ЦЕЛЬ ЗАДАНИЯ: Перепишите из отрывка о пьесе фрагмент от слов «Медицинская дубина, прихлопнувшая» до слов «видеть Любовь Павловну.» включительно.

───── ВЫБРАННЫЙ ОТРЫВОК

Входит еле живая Люба, садится в единственное мягкое кресло и говорит: “Ишь как меня балует мой Кузьма; кресло мне купил мягкое!”
Кузьма этого не выдерживает и, чтобы скрыть от больной свои слезы, уходит, не простившись с нею, по какому-то делу.
Медицинская дубина, прихлопнувшая Новоникольского, остается перед больною и болтает что-то о своей собаке и, наконец, ко всеобщему удовольствию, исчезает.
Приходит горничная Наташа с известием, что с черного хода на кухню пробрался Валерьян Новосельский, что он жалкий, одет плохо и усиленно просит позволения видеть Любовь Павловну.
— Проси, — говорит Люба, — проси!
Новосельский является в рубище, с бородою, падает перед креслом Любы на колени и просит простить его, раскаивается, что он “убил ее”, что он не стоил ее, что только нынче, сделавшись нищим и пьяницею, он понял и оценил ее.
Люба отвечает ему замечаниями, зачем они, то есть подобные господа, берутся развивать русскую женщину?
Он рассказывает, как он дошел до кабака и сколько там в кабаке сидит еще ему подобных, что мотали, гуляли да скакали на рысаках по Невскому…
Входит Кузьма Новоникольский; в нем закипает злоба при виде Новосельского; он вспоминает старое обещание “задушить” его и говорит: “Ну, так теперь же задушу”, и бросается на него; но Люба вскрикивает, вскакивает, потом падает и умирает.
Новоникольский произносит жалкие слова над умершей женой, причем опять вспоминается “русская женщина”, и затем, обращаясь к Новосельскому, он говорит: “Уйдите, Бога ради, Бог вас простит”.
Большая пьеса этим и кончена.
——
Мы назвали рассказанную нами театральную пьесу только большою, между тем, у нее очень много других, в такой же точно мере принадлежащих ей прилагательных: она, по всей справедливости, может быть названа пьесой благонамеренной, необдуманной, слабой.
Все это можно сказать об этой пьесе со всяким беспристрастием и доказать без малейших натяжек, к которым прибегает автор пьесы для защиты своих положений.

──────────
───── ПРЕДСТАВЛЕННЫЕ ДАННЫЕ

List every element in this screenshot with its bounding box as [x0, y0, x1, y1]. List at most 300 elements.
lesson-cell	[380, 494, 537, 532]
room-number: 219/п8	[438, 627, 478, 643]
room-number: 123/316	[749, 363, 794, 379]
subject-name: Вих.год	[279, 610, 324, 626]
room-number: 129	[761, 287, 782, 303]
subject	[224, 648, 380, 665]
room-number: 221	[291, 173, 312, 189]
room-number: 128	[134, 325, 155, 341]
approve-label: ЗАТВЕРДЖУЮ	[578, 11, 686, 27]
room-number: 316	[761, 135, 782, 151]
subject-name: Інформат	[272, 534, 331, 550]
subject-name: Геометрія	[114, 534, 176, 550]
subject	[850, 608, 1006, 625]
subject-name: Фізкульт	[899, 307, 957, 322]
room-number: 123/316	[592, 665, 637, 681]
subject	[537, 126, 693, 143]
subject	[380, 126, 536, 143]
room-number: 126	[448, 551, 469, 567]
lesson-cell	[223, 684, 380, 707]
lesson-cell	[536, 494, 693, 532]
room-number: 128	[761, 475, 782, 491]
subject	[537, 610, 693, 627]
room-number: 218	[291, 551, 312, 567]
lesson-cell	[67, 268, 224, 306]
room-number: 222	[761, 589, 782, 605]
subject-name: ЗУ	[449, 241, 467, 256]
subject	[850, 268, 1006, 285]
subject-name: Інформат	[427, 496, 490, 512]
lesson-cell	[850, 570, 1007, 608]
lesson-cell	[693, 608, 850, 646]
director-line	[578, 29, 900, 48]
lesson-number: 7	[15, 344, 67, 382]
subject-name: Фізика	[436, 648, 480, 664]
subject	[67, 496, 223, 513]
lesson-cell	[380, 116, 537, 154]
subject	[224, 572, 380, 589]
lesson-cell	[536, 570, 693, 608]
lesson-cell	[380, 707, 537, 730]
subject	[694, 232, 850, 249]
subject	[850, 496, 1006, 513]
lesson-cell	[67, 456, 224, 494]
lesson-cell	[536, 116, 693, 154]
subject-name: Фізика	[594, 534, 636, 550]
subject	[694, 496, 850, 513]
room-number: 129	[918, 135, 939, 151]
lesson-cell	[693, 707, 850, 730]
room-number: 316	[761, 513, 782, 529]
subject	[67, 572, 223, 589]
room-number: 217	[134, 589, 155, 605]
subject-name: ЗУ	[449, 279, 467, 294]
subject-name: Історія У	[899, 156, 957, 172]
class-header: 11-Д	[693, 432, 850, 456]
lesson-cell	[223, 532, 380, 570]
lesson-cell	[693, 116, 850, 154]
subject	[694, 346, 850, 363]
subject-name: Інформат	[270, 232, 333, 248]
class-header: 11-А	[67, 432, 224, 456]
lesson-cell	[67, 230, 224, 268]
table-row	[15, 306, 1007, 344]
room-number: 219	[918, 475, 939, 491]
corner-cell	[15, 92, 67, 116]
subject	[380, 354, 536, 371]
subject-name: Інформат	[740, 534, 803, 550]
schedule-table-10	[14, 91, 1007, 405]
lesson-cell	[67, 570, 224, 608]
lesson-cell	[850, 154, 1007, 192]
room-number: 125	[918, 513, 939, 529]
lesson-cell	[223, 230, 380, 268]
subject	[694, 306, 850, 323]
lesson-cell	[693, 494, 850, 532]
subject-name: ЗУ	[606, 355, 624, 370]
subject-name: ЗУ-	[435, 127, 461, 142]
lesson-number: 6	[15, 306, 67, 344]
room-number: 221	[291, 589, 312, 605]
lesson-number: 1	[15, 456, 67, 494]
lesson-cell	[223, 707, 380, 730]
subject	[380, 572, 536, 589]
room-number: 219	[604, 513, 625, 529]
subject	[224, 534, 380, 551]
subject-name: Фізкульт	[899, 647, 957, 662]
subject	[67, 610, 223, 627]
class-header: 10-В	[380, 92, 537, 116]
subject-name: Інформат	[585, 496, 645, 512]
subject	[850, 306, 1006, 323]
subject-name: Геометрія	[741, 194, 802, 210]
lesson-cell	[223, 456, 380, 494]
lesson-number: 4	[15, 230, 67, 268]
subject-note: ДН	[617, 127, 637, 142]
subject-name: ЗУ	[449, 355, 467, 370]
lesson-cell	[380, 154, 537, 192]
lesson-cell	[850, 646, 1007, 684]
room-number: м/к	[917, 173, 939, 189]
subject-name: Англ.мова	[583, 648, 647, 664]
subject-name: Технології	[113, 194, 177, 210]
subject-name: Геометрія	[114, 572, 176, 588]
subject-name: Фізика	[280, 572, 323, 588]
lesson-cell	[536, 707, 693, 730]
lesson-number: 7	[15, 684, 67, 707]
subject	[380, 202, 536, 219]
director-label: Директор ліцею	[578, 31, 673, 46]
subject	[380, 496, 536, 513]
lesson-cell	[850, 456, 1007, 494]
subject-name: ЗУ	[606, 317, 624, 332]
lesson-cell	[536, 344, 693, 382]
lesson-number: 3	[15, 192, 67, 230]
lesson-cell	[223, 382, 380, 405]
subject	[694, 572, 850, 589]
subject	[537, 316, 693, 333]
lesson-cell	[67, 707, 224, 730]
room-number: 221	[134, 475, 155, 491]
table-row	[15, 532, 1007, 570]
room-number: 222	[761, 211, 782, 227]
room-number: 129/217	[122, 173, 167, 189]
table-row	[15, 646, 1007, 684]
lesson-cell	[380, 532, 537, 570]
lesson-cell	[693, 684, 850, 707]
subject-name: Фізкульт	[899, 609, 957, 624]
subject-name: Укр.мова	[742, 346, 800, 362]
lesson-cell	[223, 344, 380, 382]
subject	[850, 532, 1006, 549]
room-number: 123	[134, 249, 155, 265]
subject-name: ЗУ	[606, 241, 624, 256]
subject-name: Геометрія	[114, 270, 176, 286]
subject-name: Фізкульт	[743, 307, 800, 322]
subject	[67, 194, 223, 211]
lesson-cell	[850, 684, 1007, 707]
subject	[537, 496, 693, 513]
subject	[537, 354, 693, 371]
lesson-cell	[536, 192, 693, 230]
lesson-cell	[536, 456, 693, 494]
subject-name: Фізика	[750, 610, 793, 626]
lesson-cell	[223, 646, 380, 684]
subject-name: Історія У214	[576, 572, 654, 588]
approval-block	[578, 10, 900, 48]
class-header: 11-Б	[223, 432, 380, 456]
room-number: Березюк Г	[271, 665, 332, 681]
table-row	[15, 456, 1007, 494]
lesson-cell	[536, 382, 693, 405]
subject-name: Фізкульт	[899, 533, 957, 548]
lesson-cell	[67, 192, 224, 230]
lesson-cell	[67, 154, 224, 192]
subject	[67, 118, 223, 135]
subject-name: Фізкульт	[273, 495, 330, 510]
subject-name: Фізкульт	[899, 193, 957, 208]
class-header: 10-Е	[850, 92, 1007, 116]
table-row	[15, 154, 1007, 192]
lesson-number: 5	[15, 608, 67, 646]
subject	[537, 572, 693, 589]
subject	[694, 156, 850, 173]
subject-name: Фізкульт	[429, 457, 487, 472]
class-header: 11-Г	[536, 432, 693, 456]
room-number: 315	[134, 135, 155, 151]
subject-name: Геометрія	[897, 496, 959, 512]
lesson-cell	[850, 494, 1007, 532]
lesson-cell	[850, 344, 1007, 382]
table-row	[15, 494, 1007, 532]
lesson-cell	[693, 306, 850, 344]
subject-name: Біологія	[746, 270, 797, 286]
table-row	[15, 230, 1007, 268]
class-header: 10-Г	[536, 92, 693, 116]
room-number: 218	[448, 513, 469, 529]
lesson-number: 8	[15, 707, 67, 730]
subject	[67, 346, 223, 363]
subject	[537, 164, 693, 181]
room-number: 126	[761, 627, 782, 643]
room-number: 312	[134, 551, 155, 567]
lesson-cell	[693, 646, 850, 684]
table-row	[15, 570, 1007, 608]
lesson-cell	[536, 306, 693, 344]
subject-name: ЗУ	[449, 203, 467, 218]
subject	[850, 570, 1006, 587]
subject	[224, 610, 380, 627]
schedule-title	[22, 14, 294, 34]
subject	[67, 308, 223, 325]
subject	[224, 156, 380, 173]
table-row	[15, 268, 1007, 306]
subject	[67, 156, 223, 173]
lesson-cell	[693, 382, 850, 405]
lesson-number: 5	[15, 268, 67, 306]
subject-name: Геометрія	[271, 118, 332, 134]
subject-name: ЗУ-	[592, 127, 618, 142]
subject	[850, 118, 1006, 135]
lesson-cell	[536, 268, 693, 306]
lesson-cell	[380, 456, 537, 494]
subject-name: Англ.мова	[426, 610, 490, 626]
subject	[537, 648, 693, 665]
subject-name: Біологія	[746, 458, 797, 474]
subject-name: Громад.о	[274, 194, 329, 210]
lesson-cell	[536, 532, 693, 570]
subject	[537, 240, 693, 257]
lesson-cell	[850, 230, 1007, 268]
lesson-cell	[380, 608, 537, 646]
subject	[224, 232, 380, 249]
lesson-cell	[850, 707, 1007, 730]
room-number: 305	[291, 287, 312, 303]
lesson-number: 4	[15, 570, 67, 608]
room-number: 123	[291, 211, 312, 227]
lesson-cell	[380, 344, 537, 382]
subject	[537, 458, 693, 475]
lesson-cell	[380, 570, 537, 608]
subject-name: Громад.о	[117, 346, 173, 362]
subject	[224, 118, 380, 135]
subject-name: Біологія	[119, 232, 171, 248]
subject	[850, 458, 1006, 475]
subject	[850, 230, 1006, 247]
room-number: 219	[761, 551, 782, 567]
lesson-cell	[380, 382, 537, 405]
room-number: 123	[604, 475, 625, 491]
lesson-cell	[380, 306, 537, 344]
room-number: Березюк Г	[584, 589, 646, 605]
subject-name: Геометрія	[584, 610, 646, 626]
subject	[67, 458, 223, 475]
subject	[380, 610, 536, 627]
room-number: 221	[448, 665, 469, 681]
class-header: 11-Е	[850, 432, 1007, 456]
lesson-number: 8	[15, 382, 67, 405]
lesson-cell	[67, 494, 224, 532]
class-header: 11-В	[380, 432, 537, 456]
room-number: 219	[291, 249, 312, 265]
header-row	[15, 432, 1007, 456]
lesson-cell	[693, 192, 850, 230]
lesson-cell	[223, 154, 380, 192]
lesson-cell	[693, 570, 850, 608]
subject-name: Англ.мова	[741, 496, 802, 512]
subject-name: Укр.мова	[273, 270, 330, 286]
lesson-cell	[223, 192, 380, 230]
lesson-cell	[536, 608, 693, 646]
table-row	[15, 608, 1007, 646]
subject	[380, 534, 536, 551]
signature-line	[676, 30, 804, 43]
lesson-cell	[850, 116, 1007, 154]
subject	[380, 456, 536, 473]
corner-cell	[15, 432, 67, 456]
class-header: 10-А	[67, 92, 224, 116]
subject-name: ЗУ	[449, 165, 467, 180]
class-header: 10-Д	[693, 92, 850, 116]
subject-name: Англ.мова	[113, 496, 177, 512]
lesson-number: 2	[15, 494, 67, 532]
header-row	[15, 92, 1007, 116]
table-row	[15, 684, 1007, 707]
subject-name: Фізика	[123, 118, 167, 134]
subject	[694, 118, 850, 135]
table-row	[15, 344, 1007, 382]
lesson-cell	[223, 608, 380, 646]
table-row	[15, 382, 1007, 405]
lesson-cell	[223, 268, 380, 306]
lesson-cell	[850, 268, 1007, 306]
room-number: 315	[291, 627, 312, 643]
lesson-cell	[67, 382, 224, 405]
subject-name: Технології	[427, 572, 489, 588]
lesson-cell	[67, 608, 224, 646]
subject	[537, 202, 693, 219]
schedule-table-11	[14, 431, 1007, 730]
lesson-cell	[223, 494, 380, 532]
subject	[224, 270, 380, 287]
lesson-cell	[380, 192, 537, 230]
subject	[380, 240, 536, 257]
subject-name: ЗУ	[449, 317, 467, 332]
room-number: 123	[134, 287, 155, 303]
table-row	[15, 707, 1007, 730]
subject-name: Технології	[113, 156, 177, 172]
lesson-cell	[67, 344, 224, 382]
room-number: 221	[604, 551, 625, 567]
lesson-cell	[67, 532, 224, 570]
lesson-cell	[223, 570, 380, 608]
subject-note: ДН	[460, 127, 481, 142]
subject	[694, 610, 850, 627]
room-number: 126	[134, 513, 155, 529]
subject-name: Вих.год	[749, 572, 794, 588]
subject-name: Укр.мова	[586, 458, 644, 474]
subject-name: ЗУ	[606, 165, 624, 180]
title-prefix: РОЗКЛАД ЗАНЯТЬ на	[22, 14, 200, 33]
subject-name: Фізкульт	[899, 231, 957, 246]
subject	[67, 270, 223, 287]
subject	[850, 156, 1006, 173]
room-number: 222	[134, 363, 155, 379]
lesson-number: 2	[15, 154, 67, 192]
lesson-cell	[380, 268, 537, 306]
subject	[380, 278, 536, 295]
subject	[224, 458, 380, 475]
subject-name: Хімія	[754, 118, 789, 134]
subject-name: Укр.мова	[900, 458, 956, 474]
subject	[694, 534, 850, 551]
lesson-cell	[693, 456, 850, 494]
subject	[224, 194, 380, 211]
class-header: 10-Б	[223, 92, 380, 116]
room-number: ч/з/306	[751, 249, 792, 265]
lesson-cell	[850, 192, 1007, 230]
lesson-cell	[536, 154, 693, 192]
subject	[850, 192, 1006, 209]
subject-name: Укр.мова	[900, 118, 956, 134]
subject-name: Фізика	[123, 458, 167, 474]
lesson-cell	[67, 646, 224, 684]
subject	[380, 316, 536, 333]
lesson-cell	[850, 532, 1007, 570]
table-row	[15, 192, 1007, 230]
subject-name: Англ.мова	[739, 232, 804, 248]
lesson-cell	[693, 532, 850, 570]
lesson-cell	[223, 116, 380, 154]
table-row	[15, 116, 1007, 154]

──────────

РЕШЕНИЕ:
Медицинская дубина, прихлопнувшая Новоникольского, остается перед больною и болтает что-то о своей собаке и, наконец, ко всеобщему удовольствию, исчезает.
Приходит горничная Наташа с известием, что с черного хода на кухню пробрался Валерьян Новосельский, что он жалкий, одет плохо и усиленно просит позволения видеть Любовь Павловну.